Stated goal ▸ Look for "JSON" in each line of the entries, and return the matching lines.

Data section ▸
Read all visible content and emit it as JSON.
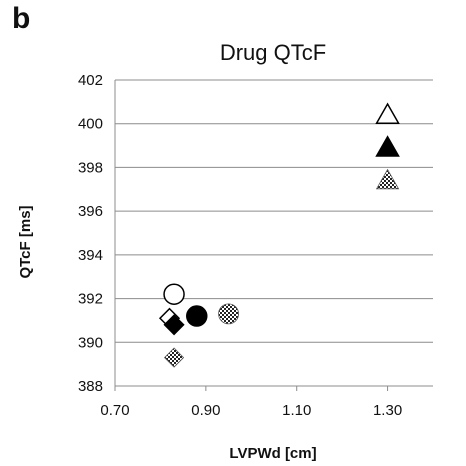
{
  "panel_letter": "b",
  "chart_data": {
    "type": "scatter",
    "title": "Drug QTcF",
    "xlabel": "LVPWd [cm]",
    "ylabel": "QTcF [ms]",
    "xlim": [
      0.7,
      1.4
    ],
    "ylim": [
      388,
      402
    ],
    "xticks": [
      "0.70",
      "0.90",
      "1.10",
      "1.30"
    ],
    "yticks": [
      "388",
      "390",
      "392",
      "394",
      "396",
      "398",
      "400",
      "402"
    ],
    "grid": "horizontal",
    "legend": "none",
    "points": [
      {
        "x": 0.83,
        "y": 392.2,
        "marker": "circle",
        "fill": "open"
      },
      {
        "x": 0.88,
        "y": 391.2,
        "marker": "circle",
        "fill": "solid"
      },
      {
        "x": 0.95,
        "y": 391.3,
        "marker": "circle",
        "fill": "hatched"
      },
      {
        "x": 0.82,
        "y": 391.1,
        "marker": "diamond",
        "fill": "open"
      },
      {
        "x": 0.83,
        "y": 390.8,
        "marker": "diamond",
        "fill": "solid"
      },
      {
        "x": 0.83,
        "y": 389.3,
        "marker": "diamond",
        "fill": "hatched"
      },
      {
        "x": 1.3,
        "y": 400.4,
        "marker": "triangle",
        "fill": "open"
      },
      {
        "x": 1.3,
        "y": 398.9,
        "marker": "triangle",
        "fill": "solid"
      },
      {
        "x": 1.3,
        "y": 397.4,
        "marker": "triangle",
        "fill": "hatched"
      }
    ]
  }
}
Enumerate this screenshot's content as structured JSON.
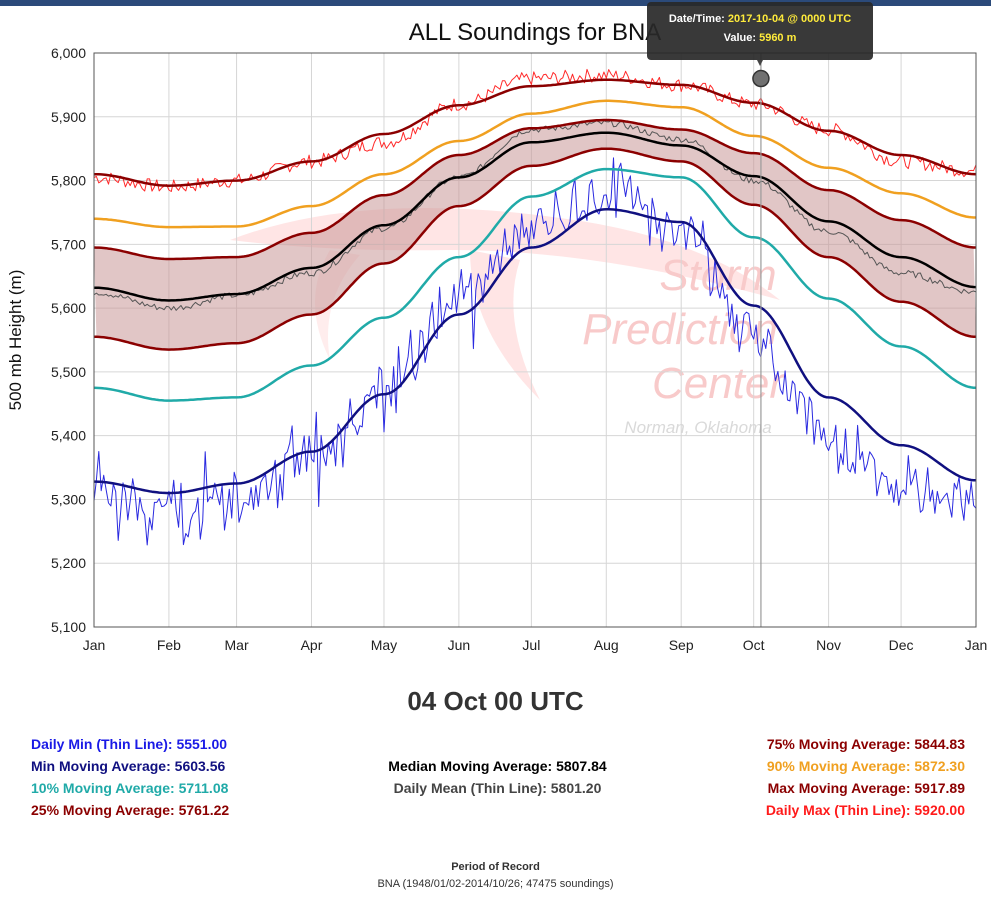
{
  "tooltip": {
    "date_label": "Date/Time:",
    "date_value": "2017-10-04 @ 0000 UTC",
    "value_label": "Value:",
    "value_value": "5960 m"
  },
  "chart_data": {
    "type": "line",
    "title": "ALL Soundings for BNA",
    "ylabel": "500 mb Height (m)",
    "xlabel": "",
    "ylim": [
      5100,
      6000
    ],
    "yticks": [
      5100,
      5200,
      5300,
      5400,
      5500,
      5600,
      5700,
      5800,
      5900,
      6000
    ],
    "ytick_labels": [
      "5,100",
      "5,200",
      "5,300",
      "5,400",
      "5,500",
      "5,600",
      "5,700",
      "5,800",
      "5,900",
      "6,000"
    ],
    "x_labels": [
      "Jan",
      "Feb",
      "Mar",
      "Apr",
      "May",
      "Jun",
      "Jul",
      "Aug",
      "Sep",
      "Oct",
      "Nov",
      "Dec",
      "Jan"
    ],
    "x_anchor_days": [
      1,
      32,
      60,
      91,
      121,
      152,
      182,
      213,
      244,
      274,
      305,
      335,
      366
    ],
    "grid": true,
    "series": [
      {
        "name": "Daily Max (Thin Line)",
        "color": "#ff2a2a",
        "style": "thin",
        "x": [
          1,
          32,
          60,
          91,
          121,
          152,
          182,
          213,
          244,
          274,
          305,
          335,
          366
        ],
        "values": [
          5805,
          5790,
          5800,
          5830,
          5860,
          5920,
          5960,
          5965,
          5950,
          5920,
          5880,
          5830,
          5815
        ]
      },
      {
        "name": "Max Moving Average",
        "color": "#8b0000",
        "style": "thick",
        "x": [
          1,
          32,
          60,
          91,
          121,
          152,
          182,
          213,
          244,
          274,
          305,
          335,
          366
        ],
        "values": [
          5810,
          5792,
          5800,
          5830,
          5873,
          5918,
          5948,
          5958,
          5950,
          5922,
          5878,
          5840,
          5810
        ]
      },
      {
        "name": "90% Moving Average",
        "color": "#f0a020",
        "style": "thick",
        "x": [
          1,
          32,
          60,
          91,
          121,
          152,
          182,
          213,
          244,
          274,
          305,
          335,
          366
        ],
        "values": [
          5740,
          5727,
          5728,
          5760,
          5810,
          5862,
          5905,
          5925,
          5915,
          5870,
          5820,
          5780,
          5742
        ]
      },
      {
        "name": "75% Moving Average",
        "color": "#8b0000",
        "style": "thick",
        "x": [
          1,
          32,
          60,
          91,
          121,
          152,
          182,
          213,
          244,
          274,
          305,
          335,
          366
        ],
        "values": [
          5695,
          5677,
          5680,
          5718,
          5777,
          5840,
          5882,
          5895,
          5880,
          5843,
          5785,
          5738,
          5695
        ]
      },
      {
        "name": "Median Moving Average",
        "color": "#000000",
        "style": "thick",
        "x": [
          1,
          32,
          60,
          91,
          121,
          152,
          182,
          213,
          244,
          274,
          305,
          335,
          366
        ],
        "values": [
          5632,
          5612,
          5622,
          5663,
          5730,
          5805,
          5860,
          5875,
          5855,
          5807,
          5736,
          5680,
          5633
        ]
      },
      {
        "name": "Daily Mean (Thin Line)",
        "color": "#555555",
        "style": "thin",
        "x": [
          1,
          32,
          60,
          91,
          121,
          152,
          182,
          213,
          244,
          274,
          305,
          335,
          366
        ],
        "values": [
          5625,
          5600,
          5620,
          5655,
          5725,
          5805,
          5880,
          5890,
          5865,
          5800,
          5720,
          5655,
          5625
        ]
      },
      {
        "name": "25% Moving Average",
        "color": "#8b0000",
        "style": "thick",
        "x": [
          1,
          32,
          60,
          91,
          121,
          152,
          182,
          213,
          244,
          274,
          305,
          335,
          366
        ],
        "values": [
          5555,
          5535,
          5545,
          5590,
          5670,
          5760,
          5823,
          5850,
          5830,
          5762,
          5680,
          5610,
          5555
        ]
      },
      {
        "name": "10% Moving Average",
        "color": "#20aaa8",
        "style": "thick",
        "x": [
          1,
          32,
          60,
          91,
          121,
          152,
          182,
          213,
          244,
          274,
          305,
          335,
          366
        ],
        "values": [
          5475,
          5455,
          5460,
          5510,
          5585,
          5680,
          5775,
          5818,
          5805,
          5711,
          5615,
          5540,
          5475
        ]
      },
      {
        "name": "Min Moving Average",
        "color": "#101080",
        "style": "thick",
        "x": [
          1,
          32,
          60,
          91,
          121,
          152,
          182,
          213,
          244,
          274,
          305,
          335,
          366
        ],
        "values": [
          5328,
          5310,
          5325,
          5375,
          5465,
          5590,
          5695,
          5755,
          5735,
          5604,
          5460,
          5385,
          5330
        ]
      },
      {
        "name": "Daily Min (Thin Line)",
        "color": "#2a2ae0",
        "style": "thin",
        "x": [
          1,
          32,
          60,
          91,
          121,
          152,
          182,
          213,
          244,
          274,
          305,
          335,
          366
        ],
        "values": [
          5320,
          5270,
          5290,
          5360,
          5470,
          5620,
          5730,
          5780,
          5720,
          5551,
          5400,
          5330,
          5310
        ]
      }
    ],
    "band": {
      "between": [
        "75% Moving Average",
        "25% Moving Average"
      ],
      "color": "#c89898"
    },
    "selected_point": {
      "day": 277,
      "value": 5960
    },
    "crosshair_day": 277,
    "watermark": {
      "lines": [
        "Storm",
        "Prediction",
        "Center",
        "Norman, Oklahoma"
      ]
    }
  },
  "selected_date": "04 Oct 00 UTC",
  "stats_left": [
    {
      "label": "Daily Min (Thin Line): ",
      "value": "5551.00",
      "color": "#1a1ae6"
    },
    {
      "label": "Min Moving Average: ",
      "value": "5603.56",
      "color": "#101080"
    },
    {
      "label": "10% Moving Average: ",
      "value": "5711.08",
      "color": "#20aaa8"
    },
    {
      "label": "25% Moving Average: ",
      "value": "5761.22",
      "color": "#8b0000"
    }
  ],
  "stats_middle": [
    {
      "label": "Median Moving Average: ",
      "value": "5807.84",
      "color": "#000000"
    },
    {
      "label": "Daily Mean (Thin Line): ",
      "value": "5801.20",
      "color": "#444444"
    }
  ],
  "stats_right": [
    {
      "label": "75% Moving Average: ",
      "value": "5844.83",
      "color": "#8b0000"
    },
    {
      "label": "90% Moving Average: ",
      "value": "5872.30",
      "color": "#f0a020"
    },
    {
      "label": "Max Moving Average: ",
      "value": "5917.89",
      "color": "#8b0000"
    },
    {
      "label": "Daily Max (Thin Line): ",
      "value": "5920.00",
      "color": "#ff1a1a"
    }
  ],
  "period": {
    "title": "Period of Record",
    "text": "BNA (1948/01/02-2014/10/26; 47475 soundings)"
  }
}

Reply to the exercise ▸
Read all visible content and emit it as JSON.
Enumerate this screenshot's content as structured JSON.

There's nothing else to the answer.